* Stated goal *
Could you give the data below again, exactly and completely?

* Data provided *
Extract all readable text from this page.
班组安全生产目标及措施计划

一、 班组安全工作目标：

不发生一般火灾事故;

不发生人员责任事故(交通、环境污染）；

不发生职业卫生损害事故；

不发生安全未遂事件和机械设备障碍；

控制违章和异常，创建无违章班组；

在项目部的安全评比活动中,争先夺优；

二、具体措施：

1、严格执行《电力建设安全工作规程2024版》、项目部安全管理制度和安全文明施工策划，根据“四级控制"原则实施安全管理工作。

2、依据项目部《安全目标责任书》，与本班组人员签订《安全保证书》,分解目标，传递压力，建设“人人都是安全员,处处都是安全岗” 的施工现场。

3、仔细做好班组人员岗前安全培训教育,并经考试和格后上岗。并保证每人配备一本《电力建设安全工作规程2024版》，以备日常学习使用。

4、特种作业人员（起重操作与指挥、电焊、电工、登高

* Answer to the exercise *
Extract all readable text from this page.
班组安全生产目标及措施计划

一、 班组安全工作目标：

不发生一般火灾事故;

不发生人员责任事故(交通、环境污染）；

不发生职业卫生损害事故；

不发生安全未遂事件和机械设备障碍；

控制违章和异常，创建无违章班组；

在项目部的安全评比活动中,争先夺优；

二、具体措施：

1、严格执行《电力建设安全工作规程2024版》、项目部安全管理制度和安全文明施工策划，根据“四级控制"原则实施安全管理工作。

2、依据项目部《安全目标责任书》，与本班组人员签订《安全保证书》,分解目标，传递压力，建设“人人都是安全员,处处都是安全岗” 的施工现场。

3、仔细做好班组人员岗前安全培训教育,并经考试和格后上岗。并保证每人配备一本《电力建设安全工作规程2024版》，以备日常学习使用。

4、特种作业人员（起重操作与指挥、电焊、电工、登高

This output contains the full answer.